▶ Work instructions:
Look at the entries below and reproduce them exactly.

▶ Figure data in JSON:
========================================================================

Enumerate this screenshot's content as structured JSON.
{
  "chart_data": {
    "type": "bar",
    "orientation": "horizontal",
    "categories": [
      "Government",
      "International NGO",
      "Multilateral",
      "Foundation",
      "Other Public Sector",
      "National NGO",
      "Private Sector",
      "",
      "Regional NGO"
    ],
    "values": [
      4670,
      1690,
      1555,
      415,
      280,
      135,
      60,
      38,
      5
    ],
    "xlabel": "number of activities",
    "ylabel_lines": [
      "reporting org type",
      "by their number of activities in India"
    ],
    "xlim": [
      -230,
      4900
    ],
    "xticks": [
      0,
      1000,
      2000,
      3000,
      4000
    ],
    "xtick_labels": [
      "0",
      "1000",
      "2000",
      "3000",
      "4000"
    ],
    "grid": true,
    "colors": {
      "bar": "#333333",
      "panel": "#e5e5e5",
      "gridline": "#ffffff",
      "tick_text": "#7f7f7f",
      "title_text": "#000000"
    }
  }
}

========================================================================

▶ Solution to this exercise:
Enumerate this screenshot's content as structured JSON.
{
  "chart_data": {
    "type": "bar",
    "orientation": "horizontal",
    "categories": [
      "Government",
      "International NGO",
      "Multilateral",
      "Foundation",
      "Other Public Sector",
      "National NGO",
      "Private Sector",
      "",
      "Regional NGO"
    ],
    "values": [
      4670,
      1690,
      1555,
      415,
      280,
      135,
      60,
      38,
      5
    ],
    "xlabel": "number of activities",
    "ylabel_lines": [
      "reporting org type",
      "by their number of activities in India"
    ],
    "xlim": [
      -230,
      4900
    ],
    "xticks": [
      0,
      1000,
      2000,
      3000,
      4000
    ],
    "xtick_labels": [
      "0",
      "1000",
      "2000",
      "3000",
      "4000"
    ],
    "grid": true,
    "colors": {
      "bar": "#333333",
      "panel": "#e5e5e5",
      "gridline": "#ffffff",
      "tick_text": "#7f7f7f",
      "title_text": "#000000"
    }
  }
}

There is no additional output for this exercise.